Turn each line of the entries below into a row of a Markdown table with the columns No. and Text, numbering the rows and skipping blank lines. Leave the pictures out.

■ ■ ■ ■

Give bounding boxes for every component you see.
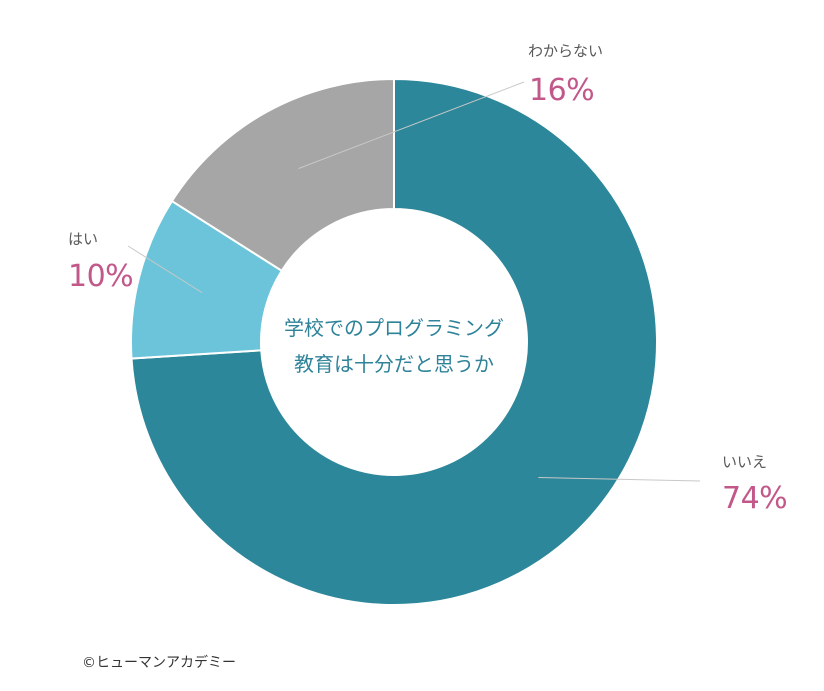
leader-line-2 <box>298 81 525 169</box>
category-label-wakaranai: わからない <box>528 42 604 60</box>
leader-line-0 <box>538 477 701 482</box>
category-label-hai: はい <box>68 230 99 248</box>
chart-title-line-2: 教育は十分だと思うか <box>294 352 494 376</box>
donut-slices <box>130 77 658 606</box>
copyright-credit: ©ヒューマンアカデミー <box>82 655 236 671</box>
donut-slice-2 <box>170 77 395 273</box>
donut-slice-0 <box>130 77 658 606</box>
chart-title: 学校でのプログラミング 教育は十分だと思うか <box>254 310 534 382</box>
leader-lines <box>127 81 701 482</box>
chart-title-line-1: 学校でのプログラミング <box>284 316 504 340</box>
category-label-iie: いいえ <box>722 453 768 471</box>
leader-line-1 <box>127 245 203 294</box>
percent-label-hai: 10% <box>68 259 134 294</box>
percent-label-wakaranai: 16% <box>529 73 595 108</box>
percent-label-iie: 74% <box>722 481 788 516</box>
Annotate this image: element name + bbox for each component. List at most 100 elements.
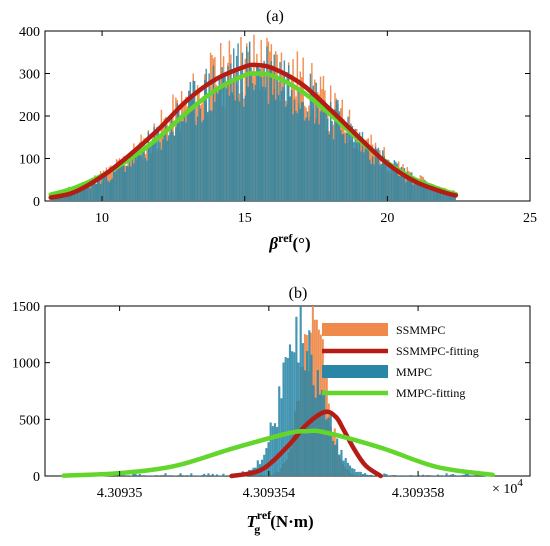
hist-bar-b-mmpc — [222, 473, 225, 476]
hist-bar-b-mmpc — [314, 397, 317, 476]
hist-bar-a-mmpc — [75, 186, 77, 201]
x-tick-label-b: 4.309358 — [392, 486, 445, 501]
hist-bar-a-mmpc — [195, 125, 197, 201]
hist-bar-b-mmpc — [286, 357, 289, 476]
hist-bar-a-mmpc — [435, 187, 438, 201]
hist-bar-a-mmpc — [354, 128, 356, 201]
hist-bar-b-mmpc — [132, 473, 135, 476]
hist-bar-a-mmpc — [311, 93, 313, 201]
hist-bar-b-mmpc — [456, 475, 459, 476]
hist-bar-a-mmpc — [393, 160, 396, 201]
x-axis-label-a: βref(°) — [268, 231, 310, 253]
hist-bar-a-mmpc — [198, 100, 200, 201]
hist-bar-a-mmpc — [432, 189, 435, 201]
hist-bar-b-mmpc — [164, 473, 167, 476]
hist-bar-a-mmpc — [86, 182, 89, 201]
hist-bar-a-mmpc — [321, 105, 323, 201]
y-tick-label-a: 400 — [19, 25, 40, 40]
hist-bar-a-mmpc — [204, 79, 206, 201]
hist-bar-b-mmpc — [273, 423, 277, 476]
hist-bar-a-mmpc — [400, 166, 403, 201]
hist-bar-a-mmpc — [269, 65, 271, 201]
hist-bar-b-mmpc — [400, 475, 403, 476]
hist-bar-a-mmpc — [85, 186, 87, 201]
legend-label-ssmmpc-fitting: SSMMPC-fitting — [396, 344, 479, 358]
x-tick-label-a: 20 — [380, 211, 394, 226]
hist-bar-a-mmpc — [140, 155, 142, 201]
hist-bar-a-mmpc — [355, 142, 358, 201]
hist-bar-a-mmpc — [153, 126, 155, 201]
hist-bar-b-mmpc — [267, 442, 270, 476]
hist-bar-b-mmpc — [329, 411, 332, 476]
hist-bar-a-mmpc — [386, 159, 388, 201]
hist-bar-a-mmpc — [431, 185, 433, 201]
hist-bar-b-mmpc — [340, 449, 343, 476]
hist-bar-b-mmpc — [366, 474, 369, 476]
hist-bar-b-mmpc — [276, 426, 279, 476]
hist-bar-a-mmpc — [328, 134, 330, 201]
hist-bar-a-mmpc — [403, 168, 406, 201]
hist-bar-a-mmpc — [193, 80, 196, 201]
hist-bar-a-mmpc — [133, 163, 135, 201]
hist-bar-b-mmpc — [333, 444, 337, 476]
hist-bar-a-mmpc — [83, 187, 86, 201]
hist-bar-a-mmpc — [235, 55, 238, 201]
hist-bar-a-mmpc — [360, 151, 362, 201]
hist-bar-a-mmpc — [286, 72, 288, 201]
hist-bar-a-mmpc — [159, 142, 161, 201]
hist-bar-b-mmpc — [336, 438, 339, 476]
hist-bar-a-mmpc — [118, 167, 121, 201]
x-axis-sup-a: ref — [278, 231, 293, 245]
hist-bar-a-mmpc — [185, 122, 187, 201]
hist-bar-b-mmpc — [445, 473, 448, 476]
fit-line-b-ssmmpc-fitting — [229, 409, 384, 479]
hist-bar-b-mmpc — [361, 473, 364, 476]
hist-bar-a-mmpc — [301, 102, 303, 201]
hist-bar-a-mmpc — [127, 166, 129, 201]
hist-bar-a-mmpc — [218, 77, 220, 201]
hist-bar-a-mmpc — [147, 131, 150, 201]
hist-bar-b-mmpc — [166, 475, 169, 476]
hist-bar-a-mmpc — [309, 73, 312, 201]
hist-bar-b-mmpc — [325, 419, 328, 476]
hist-bar-a-mmpc — [224, 76, 226, 201]
hist-bar-b-mmpc — [301, 343, 304, 476]
hist-bar-a-mmpc — [234, 100, 236, 201]
hist-bar-a-mmpc — [136, 149, 138, 201]
hist-bar-a-mmpc — [160, 149, 163, 201]
hist-bar-b-mmpc — [278, 386, 281, 476]
hist-bar-a-mmpc — [231, 92, 234, 201]
hist-bar-a-mmpc — [382, 150, 384, 201]
hist-bar-a-mmpc — [409, 174, 411, 201]
hist-bar-a-mmpc — [396, 163, 398, 201]
hist-bar-a-mmpc — [347, 116, 349, 201]
hist-bar-b-mmpc — [368, 475, 371, 476]
hist-bar-a-mmpc — [208, 73, 210, 201]
y-tick-label-a: 200 — [19, 110, 40, 125]
hist-bar-a-mmpc — [299, 108, 302, 201]
hist-bar-a-mmpc — [134, 155, 137, 201]
hist-bar-b-mmpc — [338, 454, 341, 476]
hist-bar-a-mmpc — [261, 86, 264, 201]
hist-bar-b-mmpc — [398, 475, 401, 476]
hist-bar-b-mmpc — [310, 354, 313, 476]
hist-bar-b-mmpc — [190, 473, 193, 476]
hist-bar-a-mmpc — [130, 166, 132, 201]
hist-bar-a-mmpc — [107, 180, 109, 201]
hist-bar-b-mmpc — [466, 473, 470, 476]
x-multiplier-exp: 4 — [517, 477, 523, 489]
hist-bar-a-mmpc — [377, 147, 380, 201]
hist-bar-a-mmpc — [141, 147, 144, 201]
hist-bar-a-mmpc — [92, 179, 95, 201]
hist-bar-b-mmpc — [355, 471, 358, 476]
hist-bar-a-mmpc — [178, 108, 180, 201]
hist-bar-a-mmpc — [389, 165, 391, 201]
hist-bar-a-mmpc — [254, 84, 257, 201]
x-axis-sub-b: g — [254, 522, 260, 536]
chart-panel-a: (a) 0 100 200 300 400 10 15 20 25 βref(°) — [19, 8, 537, 253]
legend-b: SSMMPC SSMMPC-fitting MMPC MMPC-fitting — [322, 323, 479, 400]
hist-bar-a-mmpc — [125, 165, 128, 201]
hist-bar-b-mmpc — [179, 473, 182, 476]
hist-bar-a-mmpc — [191, 99, 193, 201]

■ ■ ■ ■

**The reply**
| No. | Text |
|---|---|
| 1 | Give bounding boxes for every component you see. |
| 2 | leader-line-2 <box>298 81 525 169</box> |
| 3 | category-label-wakaranai: わからない <box>528 42 604 60</box> |
| 4 | leader-line-0 <box>538 477 701 482</box> |
| 5 | category-label-hai: はい <box>68 230 99 248</box> |
| 6 | chart-title-line-2: 教育は十分だと思うか <box>294 352 494 376</box> |
| 7 | donut-slices <box>130 77 658 606</box> |
| 8 | copyright-credit: ©ヒューマンアカデミー <box>82 655 236 671</box> |
| 9 | donut-slice-2 <box>170 77 395 273</box> |
| 10 | donut-slice-0 <box>130 77 658 606</box> |
| 11 | chart-title: 学校でのプログラミング 教育は十分だと思うか <box>254 310 534 382</box> |
| 12 | leader-lines <box>127 81 701 482</box> |
| 13 | chart-title-line-1: 学校でのプログラミング <box>284 316 504 340</box> |
| 14 | category-label-iie: いいえ <box>722 453 768 471</box> |
| 15 | leader-line-1 <box>127 245 203 294</box> |
| 16 | percent-label-hai: 10% <box>68 259 134 294</box> |
| 17 | percent-label-wakaranai: 16% <box>529 73 595 108</box> |
| 18 | percent-label-iie: 74% <box>722 481 788 516</box> |
| 19 | Annotate this image: element name + bbox for each component. List at most 100 elements. |
| 20 | hist-bar-b-mmpc — [222, 473, 225, 476] |
| 21 | hist-bar-b-mmpc — [314, 397, 317, 476] |
| 22 | hist-bar-a-mmpc — [75, 186, 77, 201] |
| 23 | x-tick-label-b: 4.309358 — [392, 486, 445, 501] |
| 24 | hist-bar-a-mmpc — [195, 125, 197, 201] |
| 25 | hist-bar-b-mmpc — [286, 357, 289, 476] |
| 26 | hist-bar-a-mmpc — [435, 187, 438, 201] |
| 27 | hist-bar-a-mmpc — [354, 128, 356, 201] |
| 28 | hist-bar-b-mmpc — [132, 473, 135, 476] |
| 29 | hist-bar-a-mmpc — [311, 93, 313, 201] |
| 30 | hist-bar-b-mmpc — [456, 475, 459, 476] |
| 31 | hist-bar-a-mmpc — [393, 160, 396, 201] |
| 32 | x-axis-label-a: βref(°) — [268, 231, 310, 253] |
| 33 | hist-bar-a-mmpc — [198, 100, 200, 201] |
| 34 | hist-bar-a-mmpc — [432, 189, 435, 201] |
| 35 | hist-bar-b-mmpc — [164, 473, 167, 476] |
| 36 | hist-bar-a-mmpc — [86, 182, 89, 201] |
| 37 | hist-bar-a-mmpc — [321, 105, 323, 201] |
| 38 | y-tick-label-a: 400 — [19, 25, 40, 40] |
| 39 | hist-bar-a-mmpc — [204, 79, 206, 201] |
| 40 | hist-bar-b-mmpc — [273, 423, 277, 476] |
| 41 | hist-bar-a-mmpc — [400, 166, 403, 201] |
| 42 | hist-bar-a-mmpc — [269, 65, 271, 201] |
| 43 | hist-bar-b-mmpc — [400, 475, 403, 476] |
| 44 | hist-bar-a-mmpc — [85, 186, 87, 201] |
| 45 | legend-label-ssmmpc-fitting: SSMMPC-fitting — [396, 344, 479, 358] |
| 46 | x-tick-label-a: 20 — [380, 211, 394, 226] |
| 47 | hist-bar-a-mmpc — [140, 155, 142, 201] |
| 48 | hist-bar-a-mmpc — [355, 142, 358, 201] |
| 49 | hist-bar-a-mmpc — [153, 126, 155, 201] |
| 50 | hist-bar-b-mmpc — [267, 442, 270, 476] |
| 51 | hist-bar-b-mmpc — [329, 411, 332, 476] |
| 52 | hist-bar-a-mmpc — [386, 159, 388, 201] |
| 53 | hist-bar-a-mmpc — [431, 185, 433, 201] |
| 54 | hist-bar-b-mmpc — [340, 449, 343, 476] |
| 55 | hist-bar-b-mmpc — [366, 474, 369, 476] |
| 56 | hist-bar-b-mmpc — [276, 426, 279, 476] |
| 57 | hist-bar-a-mmpc — [328, 134, 330, 201] |
| 58 | hist-bar-a-mmpc — [403, 168, 406, 201] |
| 59 | hist-bar-a-mmpc — [193, 80, 196, 201] |
| 60 | hist-bar-a-mmpc — [133, 163, 135, 201] |
| 61 | hist-bar-b-mmpc — [333, 444, 337, 476] |
| 62 | hist-bar-a-mmpc — [83, 187, 86, 201] |
| 63 | hist-bar-a-mmpc — [235, 55, 238, 201] |
| 64 | hist-bar-a-mmpc — [360, 151, 362, 201] |
| 65 | hist-bar-a-mmpc — [286, 72, 288, 201] |
| 66 | hist-bar-a-mmpc — [159, 142, 161, 201] |
| 67 | hist-bar-b-mmpc — [336, 438, 339, 476] |
| 68 | hist-bar-a-mmpc — [118, 167, 121, 201] |
| 69 | x-axis-sup-a: ref — [278, 231, 293, 245] |
| 70 | hist-bar-a-mmpc — [185, 122, 187, 201] |
| 71 | hist-bar-b-mmpc — [445, 473, 448, 476] |
| 72 | fit-line-b-ssmmpc-fitting — [229, 409, 384, 479] |
| 73 | hist-bar-b-mmpc — [361, 473, 364, 476] |
| 74 | hist-bar-a-mmpc — [301, 102, 303, 201] |
| 75 | hist-bar-a-mmpc — [127, 166, 129, 201] |
| 76 | hist-bar-a-mmpc — [218, 77, 220, 201] |
| 77 | hist-bar-a-mmpc — [147, 131, 150, 201] |
| 78 | hist-bar-b-mmpc — [166, 475, 169, 476] |
| 79 | hist-bar-a-mmpc — [309, 73, 312, 201] |
| 80 | hist-bar-b-mmpc — [325, 419, 328, 476] |
| 81 | hist-bar-a-mmpc — [224, 76, 226, 201] |
| 82 | hist-bar-b-mmpc — [301, 343, 304, 476] |
| 83 | hist-bar-a-mmpc — [234, 100, 236, 201] |
| 84 | hist-bar-a-mmpc — [136, 149, 138, 201] |
| 85 | hist-bar-a-mmpc — [160, 149, 163, 201] |
| 86 | hist-bar-b-mmpc — [278, 386, 281, 476] |
| 87 | hist-bar-a-mmpc — [231, 92, 234, 201] |
| 88 | hist-bar-a-mmpc — [382, 150, 384, 201] |
| 89 | hist-bar-a-mmpc — [409, 174, 411, 201] |
| 90 | hist-bar-a-mmpc — [396, 163, 398, 201] |
| 91 | hist-bar-a-mmpc — [347, 116, 349, 201] |
| 92 | hist-bar-b-mmpc — [368, 475, 371, 476] |
| 93 | hist-bar-a-mmpc — [208, 73, 210, 201] |
| 94 | y-tick-label-a: 200 — [19, 110, 40, 125] |
| 95 | hist-bar-a-mmpc — [299, 108, 302, 201] |
| 96 | hist-bar-a-mmpc — [134, 155, 137, 201] |
| 97 | hist-bar-b-mmpc — [338, 454, 341, 476] |
| 98 | hist-bar-a-mmpc — [261, 86, 264, 201] |
| 99 | hist-bar-b-mmpc — [398, 475, 401, 476] |
| 100 | hist-bar-b-mmpc — [310, 354, 313, 476] |
| 101 | hist-bar-b-mmpc — [190, 473, 193, 476] |
| 102 | hist-bar-a-mmpc — [130, 166, 132, 201] |
| 103 | hist-bar-a-mmpc — [107, 180, 109, 201] |
| 104 | hist-bar-b-mmpc — [466, 473, 470, 476] |
| 105 | x-multiplier-exp: 4 — [517, 477, 523, 489] |
| 106 | hist-bar-a-mmpc — [377, 147, 380, 201] |
| 107 | hist-bar-a-mmpc — [141, 147, 144, 201] |
| 108 | hist-bar-a-mmpc — [92, 179, 95, 201] |
| 109 | hist-bar-b-mmpc — [355, 471, 358, 476] |
| 110 | hist-bar-a-mmpc — [178, 108, 180, 201] |
| 111 | hist-bar-a-mmpc — [389, 165, 391, 201] |
| 112 | hist-bar-a-mmpc — [254, 84, 257, 201] |
| 113 | x-axis-sub-b: g — [254, 522, 260, 536] |
| 114 | chart-panel-a: (a) 0 100 200 300 400 10 15 20 25 βref(°) — [19, 8, 537, 253] |
| 115 | legend-b: SSMMPC SSMMPC-fitting MMPC MMPC-fitting — [322, 323, 479, 400] |
| 116 | hist-bar-a-mmpc — [125, 165, 128, 201] |
| 117 | hist-bar-b-mmpc — [179, 473, 182, 476] |
| 118 | hist-bar-a-mmpc — [191, 99, 193, 201] |